Given request:
Copy the records below exactly, leaving out every picture.

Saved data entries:
****************

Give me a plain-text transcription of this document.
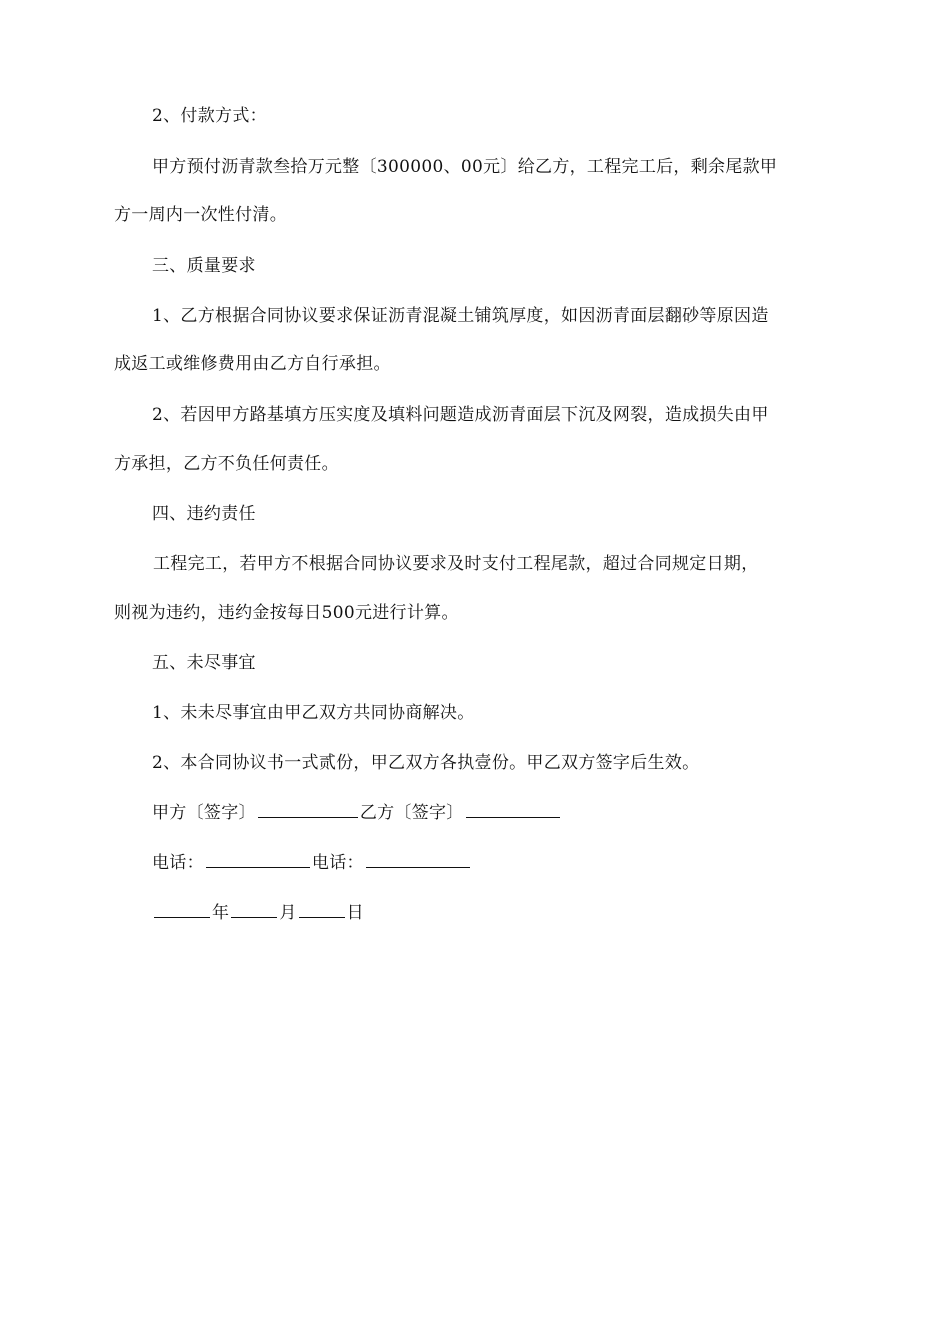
2、付款方式：
甲方预付沥青款叁拾万元整〔300000、00元〕给乙方，工程完工后，剩余尾款甲
方一周内一次性付清。
三、质量要求
1、乙方根据合同协议要求保证沥青混凝土铺筑厚度，如因沥青面层翻砂等原因造
成返工或维修费用由乙方自行承担。
2、若因甲方路基填方压实度及填料问题造成沥青面层下沉及网裂，造成损失由甲
方承担，乙方不负任何责任。
四、违约责任
工程完工，若甲方不根据合同协议要求及时支付工程尾款，超过合同规定日期，
则视为违约，违约金按每日500元进行计算。
五、未尽事宜
1、未未尽事宜由甲乙双方共同协商解决。
2、本合同协议书一式贰份，甲乙双方各执壹份。甲乙双方签字后生效。
甲方〔签字〕	乙方〔签字〕
电话：	电话：
年	月	日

****************

Solution to this exercise:
Give me a plain-text transcription of this document.
2、付款方式：
甲方预付沥青款叁拾万元整〔300000、00元〕给乙方，工程完工后，剩余尾款甲
方一周内一次性付清。
三、质量要求
1、乙方根据合同协议要求保证沥青混凝土铺筑厚度，如因沥青面层翻砂等原因造
成返工或维修费用由乙方自行承担。
2、若因甲方路基填方压实度及填料问题造成沥青面层下沉及网裂，造成损失由甲
方承担，乙方不负任何责任。
四、违约责任
工程完工，若甲方不根据合同协议要求及时支付工程尾款，超过合同规定日期，
则视为违约，违约金按每日500元进行计算。
五、未尽事宜
1、未未尽事宜由甲乙双方共同协商解决。
2、本合同协议书一式贰份，甲乙双方各执壹份。甲乙双方签字后生效。
甲方〔签字〕	乙方〔签字〕
电话：	电话：
年	月	日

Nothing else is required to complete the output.